Goal of the exercise:
Output every record below exactly as it appears.

----------------

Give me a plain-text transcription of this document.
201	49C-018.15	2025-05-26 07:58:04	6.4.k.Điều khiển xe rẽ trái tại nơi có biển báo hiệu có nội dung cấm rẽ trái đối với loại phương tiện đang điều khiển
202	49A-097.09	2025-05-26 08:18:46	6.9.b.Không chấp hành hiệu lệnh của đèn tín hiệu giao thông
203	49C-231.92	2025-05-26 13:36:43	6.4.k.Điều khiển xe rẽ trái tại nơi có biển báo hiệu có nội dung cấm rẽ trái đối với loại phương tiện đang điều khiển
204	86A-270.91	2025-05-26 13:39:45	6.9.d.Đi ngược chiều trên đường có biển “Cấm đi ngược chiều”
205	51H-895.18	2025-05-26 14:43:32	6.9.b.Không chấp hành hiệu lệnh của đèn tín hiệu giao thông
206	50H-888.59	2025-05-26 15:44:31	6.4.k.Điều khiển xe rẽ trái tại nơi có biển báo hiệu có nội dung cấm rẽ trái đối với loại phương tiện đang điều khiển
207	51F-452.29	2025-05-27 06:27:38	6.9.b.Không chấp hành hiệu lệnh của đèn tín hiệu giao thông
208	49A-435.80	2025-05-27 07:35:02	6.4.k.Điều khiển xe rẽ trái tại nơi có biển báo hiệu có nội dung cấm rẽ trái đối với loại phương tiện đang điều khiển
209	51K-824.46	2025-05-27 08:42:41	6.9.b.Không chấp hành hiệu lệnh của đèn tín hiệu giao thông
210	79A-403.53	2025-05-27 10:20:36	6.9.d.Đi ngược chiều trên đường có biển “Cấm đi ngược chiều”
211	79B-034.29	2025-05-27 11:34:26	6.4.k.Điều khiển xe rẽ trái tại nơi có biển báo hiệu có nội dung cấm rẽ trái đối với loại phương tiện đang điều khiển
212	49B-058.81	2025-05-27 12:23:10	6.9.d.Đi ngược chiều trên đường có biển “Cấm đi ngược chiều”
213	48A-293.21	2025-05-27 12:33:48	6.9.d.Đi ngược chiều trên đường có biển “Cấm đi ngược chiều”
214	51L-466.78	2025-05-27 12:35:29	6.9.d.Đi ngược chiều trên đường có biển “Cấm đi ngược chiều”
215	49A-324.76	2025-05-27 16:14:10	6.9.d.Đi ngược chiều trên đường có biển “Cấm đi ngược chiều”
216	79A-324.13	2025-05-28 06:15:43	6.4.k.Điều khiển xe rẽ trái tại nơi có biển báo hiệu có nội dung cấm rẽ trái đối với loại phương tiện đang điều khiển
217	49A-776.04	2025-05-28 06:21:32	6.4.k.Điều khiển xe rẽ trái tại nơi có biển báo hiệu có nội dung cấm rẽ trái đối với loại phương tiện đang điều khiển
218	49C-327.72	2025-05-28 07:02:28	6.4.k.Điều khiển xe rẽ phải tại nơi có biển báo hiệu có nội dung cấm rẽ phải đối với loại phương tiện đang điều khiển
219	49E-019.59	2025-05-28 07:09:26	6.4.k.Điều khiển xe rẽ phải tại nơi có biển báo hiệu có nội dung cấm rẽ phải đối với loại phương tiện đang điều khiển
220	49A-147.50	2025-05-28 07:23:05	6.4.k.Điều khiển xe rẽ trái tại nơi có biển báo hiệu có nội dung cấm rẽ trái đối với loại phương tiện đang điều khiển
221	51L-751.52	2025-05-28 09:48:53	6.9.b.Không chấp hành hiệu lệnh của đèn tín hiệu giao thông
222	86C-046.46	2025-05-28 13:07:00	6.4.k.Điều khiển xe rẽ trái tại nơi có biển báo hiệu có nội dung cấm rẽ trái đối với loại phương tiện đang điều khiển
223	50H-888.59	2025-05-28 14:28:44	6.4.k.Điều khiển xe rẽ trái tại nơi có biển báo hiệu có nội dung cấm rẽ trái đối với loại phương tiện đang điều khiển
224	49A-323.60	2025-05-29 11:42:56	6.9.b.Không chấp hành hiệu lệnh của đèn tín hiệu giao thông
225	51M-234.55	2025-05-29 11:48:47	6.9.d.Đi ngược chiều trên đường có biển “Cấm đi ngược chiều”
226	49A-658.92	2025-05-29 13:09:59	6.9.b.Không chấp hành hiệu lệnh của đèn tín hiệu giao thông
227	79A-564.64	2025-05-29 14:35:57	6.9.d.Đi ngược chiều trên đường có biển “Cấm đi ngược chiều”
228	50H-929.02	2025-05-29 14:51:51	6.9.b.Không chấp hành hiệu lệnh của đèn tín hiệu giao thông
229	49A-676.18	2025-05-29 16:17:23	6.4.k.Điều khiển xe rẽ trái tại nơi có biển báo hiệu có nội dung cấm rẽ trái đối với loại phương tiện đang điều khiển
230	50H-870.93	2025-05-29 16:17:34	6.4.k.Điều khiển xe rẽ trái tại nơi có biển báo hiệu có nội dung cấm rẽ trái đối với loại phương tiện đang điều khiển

----------------

Written reply:
Give me a plain-text transcription of this document.
201	49C-018.15	2025-05-26 07:58:04	6.4.k.Điều khiển xe rẽ trái tại nơi có biển báo hiệu có nội dung cấm rẽ trái đối với loại phương tiện đang điều khiển
202	49A-097.09	2025-05-26 08:18:46	6.9.b.Không chấp hành hiệu lệnh của đèn tín hiệu giao thông
203	49C-231.92	2025-05-26 13:36:43	6.4.k.Điều khiển xe rẽ trái tại nơi có biển báo hiệu có nội dung cấm rẽ trái đối với loại phương tiện đang điều khiển
204	86A-270.91	2025-05-26 13:39:45	6.9.d.Đi ngược chiều trên đường có biển “Cấm đi ngược chiều”
205	51H-895.18	2025-05-26 14:43:32	6.9.b.Không chấp hành hiệu lệnh của đèn tín hiệu giao thông
206	50H-888.59	2025-05-26 15:44:31	6.4.k.Điều khiển xe rẽ trái tại nơi có biển báo hiệu có nội dung cấm rẽ trái đối với loại phương tiện đang điều khiển
207	51F-452.29	2025-05-27 06:27:38	6.9.b.Không chấp hành hiệu lệnh của đèn tín hiệu giao thông
208	49A-435.80	2025-05-27 07:35:02	6.4.k.Điều khiển xe rẽ trái tại nơi có biển báo hiệu có nội dung cấm rẽ trái đối với loại phương tiện đang điều khiển
209	51K-824.46	2025-05-27 08:42:41	6.9.b.Không chấp hành hiệu lệnh của đèn tín hiệu giao thông
210	79A-403.53	2025-05-27 10:20:36	6.9.d.Đi ngược chiều trên đường có biển “Cấm đi ngược chiều”
211	79B-034.29	2025-05-27 11:34:26	6.4.k.Điều khiển xe rẽ trái tại nơi có biển báo hiệu có nội dung cấm rẽ trái đối với loại phương tiện đang điều khiển
212	49B-058.81	2025-05-27 12:23:10	6.9.d.Đi ngược chiều trên đường có biển “Cấm đi ngược chiều”
213	48A-293.21	2025-05-27 12:33:48	6.9.d.Đi ngược chiều trên đường có biển “Cấm đi ngược chiều”
214	51L-466.78	2025-05-27 12:35:29	6.9.d.Đi ngược chiều trên đường có biển “Cấm đi ngược chiều”
215	49A-324.76	2025-05-27 16:14:10	6.9.d.Đi ngược chiều trên đường có biển “Cấm đi ngược chiều”
216	79A-324.13	2025-05-28 06:15:43	6.4.k.Điều khiển xe rẽ trái tại nơi có biển báo hiệu có nội dung cấm rẽ trái đối với loại phương tiện đang điều khiển
217	49A-776.04	2025-05-28 06:21:32	6.4.k.Điều khiển xe rẽ trái tại nơi có biển báo hiệu có nội dung cấm rẽ trái đối với loại phương tiện đang điều khiển
218	49C-327.72	2025-05-28 07:02:28	6.4.k.Điều khiển xe rẽ phải tại nơi có biển báo hiệu có nội dung cấm rẽ phải đối với loại phương tiện đang điều khiển
219	49E-019.59	2025-05-28 07:09:26	6.4.k.Điều khiển xe rẽ phải tại nơi có biển báo hiệu có nội dung cấm rẽ phải đối với loại phương tiện đang điều khiển
220	49A-147.50	2025-05-28 07:23:05	6.4.k.Điều khiển xe rẽ trái tại nơi có biển báo hiệu có nội dung cấm rẽ trái đối với loại phương tiện đang điều khiển
221	51L-751.52	2025-05-28 09:48:53	6.9.b.Không chấp hành hiệu lệnh của đèn tín hiệu giao thông
222	86C-046.46	2025-05-28 13:07:00	6.4.k.Điều khiển xe rẽ trái tại nơi có biển báo hiệu có nội dung cấm rẽ trái đối với loại phương tiện đang điều khiển
223	50H-888.59	2025-05-28 14:28:44	6.4.k.Điều khiển xe rẽ trái tại nơi có biển báo hiệu có nội dung cấm rẽ trái đối với loại phương tiện đang điều khiển
224	49A-323.60	2025-05-29 11:42:56	6.9.b.Không chấp hành hiệu lệnh của đèn tín hiệu giao thông
225	51M-234.55	2025-05-29 11:48:47	6.9.d.Đi ngược chiều trên đường có biển “Cấm đi ngược chiều”
226	49A-658.92	2025-05-29 13:09:59	6.9.b.Không chấp hành hiệu lệnh của đèn tín hiệu giao thông
227	79A-564.64	2025-05-29 14:35:57	6.9.d.Đi ngược chiều trên đường có biển “Cấm đi ngược chiều”
228	50H-929.02	2025-05-29 14:51:51	6.9.b.Không chấp hành hiệu lệnh của đèn tín hiệu giao thông
229	49A-676.18	2025-05-29 16:17:23	6.4.k.Điều khiển xe rẽ trái tại nơi có biển báo hiệu có nội dung cấm rẽ trái đối với loại phương tiện đang điều khiển
230	50H-870.93	2025-05-29 16:17:34	6.4.k.Điều khiển xe rẽ trái tại nơi có biển báo hiệu có nội dung cấm rẽ trái đối với loại phương tiện đang điều khiển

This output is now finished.